**Extract provided:**
○ ○ ○ ○ ○

I actually tried to search the ML before bringing up this topic. Because 
I do not get the logic choosing this direction.

- Bluestore is created to cut out some fs overhead, 
- everywhere 10Gb is recommended because of better latency. (I even 
posted here something to make ceph better performing with 1Gb eth, 
disregarded because it would add complexity, fine, I can understand)

And then because of some start-up/automation issues, lets add the lvm 
tier? Introducing a layer that is constantly there and adds some 
overhead (maybe not that much) for every read and write operation? 

Is see ceph-disk as a tool to prepare the osd and the do the rest 
myself. Without ceph-deploy or ansible, because I trust more what I see 
I type than someone else scripted. I don’t have any startup problems.

Do assume I am not an expert in any field. But it is understandable that 
having nothing between the disk access and something (lvm) should have a 
performance penalty. 
I know you can hack around nicely with disks and lvm, but those pro's 
fall into the same category of questions people are suggesting related 
to putting disks in raid.

Let alone the risk that your are taking when there is going to be a 
significant performance penalty:
https://www.researchgate.net/publication/284897601_LVM_in_the_Linux_environment_Performance_examination
https://hrcak.srce.hr/index.php?show=clanak&id_clanak_jezik=216661



-----Original Message-----
From: David Turner [mailto:drakonst...@gmail.com] 
Sent: donderdag 31 mei 2018 23:48
To: Marc Roos
Cc: ceph-users
Subject: Re: [ceph-users] Why the change from ceph-disk to ceph-volume 
and lvm? (and just not stick with direct disk access)

Your question assumes that ceph-disk was a good piece of software.  It 
had a bug list a mile long and nobody working on it.  A common example 
was how simple it was to mess up any part of the dozens of components 
that allowed an OSD to autostart on boot.  One of the biggest problems 
was when ceph-disk was doing it's thing and an OSD would take longer 
than 3 minutes to start and ceph-disk would give up on it.

That is a little bit about why a new solution was sought after and why 
ceph-disk is being removed entirely.  LVM was a choice made to implement 
something other than partitions and udev magic while still incorporating 
the information still needed from all of that in a better solution.  
There has been a lot of talk about this on the ML.

On Thu, May 31, 2018 at 5:23 PM Marc Roos <m.r...@f1-outsourcing.eu> 
wrote:



        What is the reasoning behind switching to lvm? Does it make sense 
to go 
        through (yet) another layer to access the disk? Why creating this 
        dependency and added complexity? It is fine as it is, or not?

○ ○ ○ ○ ○

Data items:
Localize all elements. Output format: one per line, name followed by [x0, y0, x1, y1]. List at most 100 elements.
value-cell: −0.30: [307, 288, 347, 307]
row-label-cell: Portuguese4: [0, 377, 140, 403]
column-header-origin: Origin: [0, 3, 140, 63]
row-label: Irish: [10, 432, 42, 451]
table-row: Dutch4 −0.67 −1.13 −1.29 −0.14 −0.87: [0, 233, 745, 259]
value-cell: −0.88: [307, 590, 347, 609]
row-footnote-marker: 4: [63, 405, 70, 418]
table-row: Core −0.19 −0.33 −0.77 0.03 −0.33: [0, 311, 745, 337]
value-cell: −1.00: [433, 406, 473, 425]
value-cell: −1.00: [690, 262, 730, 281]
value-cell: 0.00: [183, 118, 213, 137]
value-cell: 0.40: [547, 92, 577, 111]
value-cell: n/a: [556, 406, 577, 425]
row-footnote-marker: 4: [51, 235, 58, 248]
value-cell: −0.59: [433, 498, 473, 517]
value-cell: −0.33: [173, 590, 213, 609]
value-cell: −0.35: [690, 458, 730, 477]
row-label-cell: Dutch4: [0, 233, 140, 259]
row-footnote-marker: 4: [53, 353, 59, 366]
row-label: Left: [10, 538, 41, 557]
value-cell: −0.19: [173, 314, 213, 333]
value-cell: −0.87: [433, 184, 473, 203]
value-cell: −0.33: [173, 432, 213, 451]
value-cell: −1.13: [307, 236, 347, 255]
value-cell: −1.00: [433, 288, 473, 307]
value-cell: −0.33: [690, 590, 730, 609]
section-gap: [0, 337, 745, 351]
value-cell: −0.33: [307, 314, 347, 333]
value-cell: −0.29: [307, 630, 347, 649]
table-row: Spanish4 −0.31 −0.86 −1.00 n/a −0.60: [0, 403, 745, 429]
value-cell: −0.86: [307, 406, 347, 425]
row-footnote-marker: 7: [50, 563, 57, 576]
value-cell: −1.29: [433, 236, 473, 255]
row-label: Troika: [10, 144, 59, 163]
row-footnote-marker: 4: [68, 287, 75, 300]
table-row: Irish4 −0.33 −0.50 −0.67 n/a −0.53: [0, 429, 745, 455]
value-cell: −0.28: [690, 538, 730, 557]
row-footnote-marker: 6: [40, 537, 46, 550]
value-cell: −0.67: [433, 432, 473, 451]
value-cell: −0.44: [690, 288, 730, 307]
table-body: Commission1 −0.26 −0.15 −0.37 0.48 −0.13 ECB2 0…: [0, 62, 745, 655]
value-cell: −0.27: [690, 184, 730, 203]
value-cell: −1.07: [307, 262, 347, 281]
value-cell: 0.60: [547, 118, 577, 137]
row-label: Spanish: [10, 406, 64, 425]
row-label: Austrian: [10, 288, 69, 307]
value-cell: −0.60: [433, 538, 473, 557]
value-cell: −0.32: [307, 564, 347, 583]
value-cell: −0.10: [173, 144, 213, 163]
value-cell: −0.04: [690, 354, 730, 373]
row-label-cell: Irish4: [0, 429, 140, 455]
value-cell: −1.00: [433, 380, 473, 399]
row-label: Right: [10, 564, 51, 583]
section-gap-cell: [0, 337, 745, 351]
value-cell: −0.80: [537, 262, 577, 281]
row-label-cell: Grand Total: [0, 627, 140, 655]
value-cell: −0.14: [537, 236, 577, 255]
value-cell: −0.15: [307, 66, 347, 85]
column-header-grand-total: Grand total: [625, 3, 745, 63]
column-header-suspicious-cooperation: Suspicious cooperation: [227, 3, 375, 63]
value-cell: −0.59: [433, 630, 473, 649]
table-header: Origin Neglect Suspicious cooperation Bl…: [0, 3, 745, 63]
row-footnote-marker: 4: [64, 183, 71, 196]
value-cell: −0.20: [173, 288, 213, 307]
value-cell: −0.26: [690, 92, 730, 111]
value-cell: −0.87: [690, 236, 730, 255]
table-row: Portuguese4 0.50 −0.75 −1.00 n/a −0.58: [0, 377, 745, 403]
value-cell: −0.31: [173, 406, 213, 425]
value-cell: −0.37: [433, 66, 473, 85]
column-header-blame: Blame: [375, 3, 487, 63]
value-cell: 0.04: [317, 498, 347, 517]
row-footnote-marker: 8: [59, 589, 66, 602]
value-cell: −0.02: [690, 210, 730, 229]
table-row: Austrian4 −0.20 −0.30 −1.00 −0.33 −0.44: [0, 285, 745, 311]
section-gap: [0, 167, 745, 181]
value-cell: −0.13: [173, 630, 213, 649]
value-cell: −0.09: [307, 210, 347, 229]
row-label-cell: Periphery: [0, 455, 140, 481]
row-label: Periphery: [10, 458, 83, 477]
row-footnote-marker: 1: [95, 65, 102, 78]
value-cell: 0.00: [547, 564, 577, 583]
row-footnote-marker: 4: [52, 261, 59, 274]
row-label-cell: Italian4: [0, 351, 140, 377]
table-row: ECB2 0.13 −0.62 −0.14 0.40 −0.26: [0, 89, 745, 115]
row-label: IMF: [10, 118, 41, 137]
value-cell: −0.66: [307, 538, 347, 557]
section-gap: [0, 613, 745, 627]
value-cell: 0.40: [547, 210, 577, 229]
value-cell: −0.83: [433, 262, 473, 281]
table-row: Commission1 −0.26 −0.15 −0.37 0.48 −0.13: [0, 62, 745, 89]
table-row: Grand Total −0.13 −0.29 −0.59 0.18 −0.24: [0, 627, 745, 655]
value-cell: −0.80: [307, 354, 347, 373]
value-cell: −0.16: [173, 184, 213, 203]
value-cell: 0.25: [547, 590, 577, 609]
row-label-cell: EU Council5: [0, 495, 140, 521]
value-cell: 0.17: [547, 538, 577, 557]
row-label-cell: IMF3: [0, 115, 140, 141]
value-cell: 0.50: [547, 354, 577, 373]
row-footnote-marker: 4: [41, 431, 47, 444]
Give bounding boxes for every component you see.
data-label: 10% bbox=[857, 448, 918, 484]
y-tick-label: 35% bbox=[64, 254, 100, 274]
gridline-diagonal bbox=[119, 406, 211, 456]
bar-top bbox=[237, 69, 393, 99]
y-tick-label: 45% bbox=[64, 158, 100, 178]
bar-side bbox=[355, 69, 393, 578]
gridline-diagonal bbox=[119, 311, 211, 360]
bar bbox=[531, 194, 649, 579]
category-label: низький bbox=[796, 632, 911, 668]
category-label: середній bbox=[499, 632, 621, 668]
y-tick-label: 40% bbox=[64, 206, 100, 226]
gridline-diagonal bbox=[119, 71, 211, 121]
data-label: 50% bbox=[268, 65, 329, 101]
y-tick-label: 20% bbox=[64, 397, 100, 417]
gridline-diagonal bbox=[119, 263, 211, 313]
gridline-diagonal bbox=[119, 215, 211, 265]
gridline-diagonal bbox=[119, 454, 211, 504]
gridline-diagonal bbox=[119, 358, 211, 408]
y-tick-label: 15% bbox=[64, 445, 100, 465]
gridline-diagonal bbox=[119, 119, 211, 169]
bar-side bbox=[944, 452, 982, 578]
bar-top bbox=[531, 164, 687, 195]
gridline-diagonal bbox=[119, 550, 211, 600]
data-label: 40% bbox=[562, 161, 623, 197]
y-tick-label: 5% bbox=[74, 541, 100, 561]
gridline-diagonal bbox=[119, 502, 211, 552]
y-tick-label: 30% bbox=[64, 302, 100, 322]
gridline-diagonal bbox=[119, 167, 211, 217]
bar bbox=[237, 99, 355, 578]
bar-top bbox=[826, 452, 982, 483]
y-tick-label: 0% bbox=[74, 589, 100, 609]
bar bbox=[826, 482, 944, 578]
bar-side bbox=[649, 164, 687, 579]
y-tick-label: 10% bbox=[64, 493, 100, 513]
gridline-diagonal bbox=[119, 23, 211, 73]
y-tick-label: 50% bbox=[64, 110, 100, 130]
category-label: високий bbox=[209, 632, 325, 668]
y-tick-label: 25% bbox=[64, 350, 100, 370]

○ ○ ○ ○ ○

**What you have to do:**
Rewrite the mailing-list message on ceph-disk and LVM, starting at "Do assume I" and ending at "disks in raid.", using "drives" in place of "disks". Nothing in the data items is required for this work.

**Response box:**
Do assume I am not an expert in any field. But it is understandable that 
having nothing between the disk access and something (lvm) should have a 
performance penalty. 
I know you can hack around nicely with drives and lvm, but those pro's 
fall into the same category of questions people are suggesting related 
to putting drives in raid.